Written problem:
Go through the listing and copy each line with the string "from".

┌─ Data shown

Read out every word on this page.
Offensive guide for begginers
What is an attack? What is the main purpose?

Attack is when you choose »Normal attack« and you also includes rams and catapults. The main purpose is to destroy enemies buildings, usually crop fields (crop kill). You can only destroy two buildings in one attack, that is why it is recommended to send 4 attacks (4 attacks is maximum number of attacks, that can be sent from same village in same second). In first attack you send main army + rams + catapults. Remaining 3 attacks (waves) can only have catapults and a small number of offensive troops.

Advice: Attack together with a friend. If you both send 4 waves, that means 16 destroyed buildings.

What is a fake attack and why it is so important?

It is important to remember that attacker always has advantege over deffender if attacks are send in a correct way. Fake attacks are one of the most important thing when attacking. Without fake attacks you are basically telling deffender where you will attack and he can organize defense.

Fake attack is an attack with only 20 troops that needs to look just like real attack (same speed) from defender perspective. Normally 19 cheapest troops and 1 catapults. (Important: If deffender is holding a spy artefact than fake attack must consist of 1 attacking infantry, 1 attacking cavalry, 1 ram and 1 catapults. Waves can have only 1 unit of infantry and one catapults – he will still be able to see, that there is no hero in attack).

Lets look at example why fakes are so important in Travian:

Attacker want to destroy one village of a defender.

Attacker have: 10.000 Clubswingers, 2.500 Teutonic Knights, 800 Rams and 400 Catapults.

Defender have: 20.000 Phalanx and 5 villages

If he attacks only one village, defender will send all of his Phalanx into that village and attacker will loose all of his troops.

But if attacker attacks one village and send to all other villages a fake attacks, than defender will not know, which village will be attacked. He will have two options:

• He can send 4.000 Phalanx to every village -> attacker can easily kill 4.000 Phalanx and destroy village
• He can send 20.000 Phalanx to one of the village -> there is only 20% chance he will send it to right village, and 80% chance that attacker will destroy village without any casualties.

└─

Output for this exercise:
Attack is when you choose »Normal attack« and you also includes rams and catapults. The main purpose is to destroy enemies buildings, usually crop fields (crop kill). You can only destroy two buildings in one attack, that is why it is recommended to send 4 attacks (4 attacks is maximum number of attacks, that can be sent from same village in same second). In first attack you send main army + rams + catapults. Remaining 3 attacks (waves) can only have catapults and a small number of offensive troops.
Fake attack is an attack with only 20 troops that needs to look just like real attack (same speed) from defender perspective. Normally 19 cheapest troops and 1 catapults. (Important: If deffender is holding a spy artefact than fake attack must consist of 1 attacking infantry, 1 attacking cavalry, 1 ram and 1 catapults. Waves can have only 1 unit of infantry and one catapults – he will still be able to see, that there is no hero in attack).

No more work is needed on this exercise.